- Exercise requirements -
Leave out the pictures and copy every record exactly.
===== Exercise material =====
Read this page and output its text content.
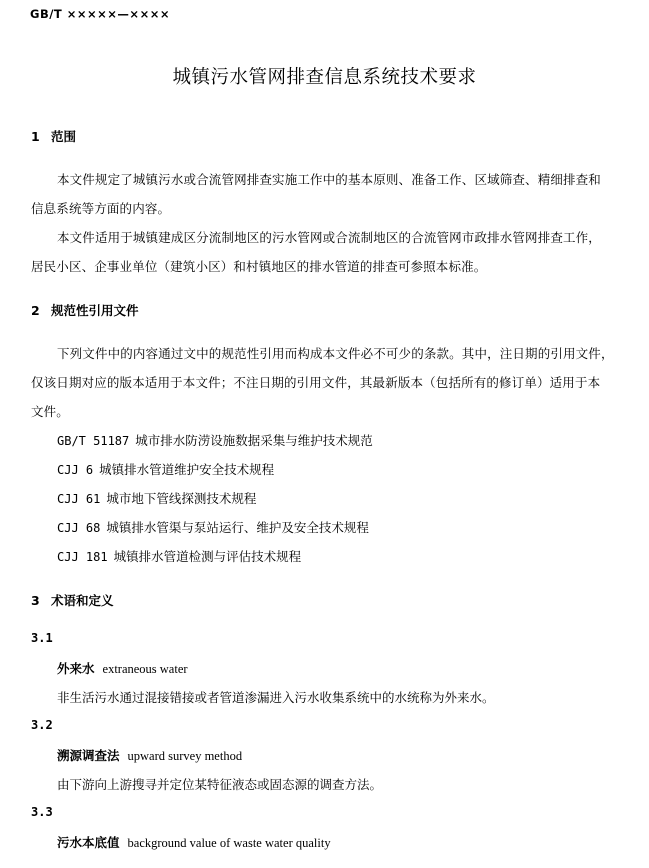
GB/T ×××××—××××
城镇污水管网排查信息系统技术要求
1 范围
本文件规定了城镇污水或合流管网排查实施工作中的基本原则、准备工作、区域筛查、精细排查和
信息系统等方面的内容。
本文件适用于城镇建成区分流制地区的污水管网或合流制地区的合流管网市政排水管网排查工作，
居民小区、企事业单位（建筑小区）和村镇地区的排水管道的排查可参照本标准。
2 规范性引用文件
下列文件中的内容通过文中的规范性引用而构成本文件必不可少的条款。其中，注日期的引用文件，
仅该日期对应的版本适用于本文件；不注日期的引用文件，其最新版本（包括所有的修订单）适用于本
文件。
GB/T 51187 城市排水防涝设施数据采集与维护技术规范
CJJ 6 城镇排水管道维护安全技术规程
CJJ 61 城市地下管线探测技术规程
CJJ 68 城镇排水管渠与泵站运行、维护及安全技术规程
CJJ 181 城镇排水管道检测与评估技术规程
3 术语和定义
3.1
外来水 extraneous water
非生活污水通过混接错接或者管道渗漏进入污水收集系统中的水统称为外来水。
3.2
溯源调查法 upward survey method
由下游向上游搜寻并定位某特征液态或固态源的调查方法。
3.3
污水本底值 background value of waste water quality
=====
- Exercise output -
Read this page and output its text content.
GB/T ×××××—××××
城镇污水管网排查信息系统技术要求
1 范围
本文件规定了城镇污水或合流管网排查实施工作中的基本原则、准备工作、区域筛查、精细排查和
信息系统等方面的内容。
本文件适用于城镇建成区分流制地区的污水管网或合流制地区的合流管网市政排水管网排查工作，
居民小区、企事业单位（建筑小区）和村镇地区的排水管道的排查可参照本标准。
2 规范性引用文件
下列文件中的内容通过文中的规范性引用而构成本文件必不可少的条款。其中，注日期的引用文件，
仅该日期对应的版本适用于本文件；不注日期的引用文件，其最新版本（包括所有的修订单）适用于本
文件。
GB/T 51187 城市排水防涝设施数据采集与维护技术规范
CJJ 6 城镇排水管道维护安全技术规程
CJJ 61 城市地下管线探测技术规程
CJJ 68 城镇排水管渠与泵站运行、维护及安全技术规程
CJJ 181 城镇排水管道检测与评估技术规程
3 术语和定义
3.1
外来水 extraneous water
非生活污水通过混接错接或者管道渗漏进入污水收集系统中的水统称为外来水。
3.2
溯源调查法 upward survey method
由下游向上游搜寻并定位某特征液态或固态源的调查方法。
3.3
污水本底值 background value of waste water quality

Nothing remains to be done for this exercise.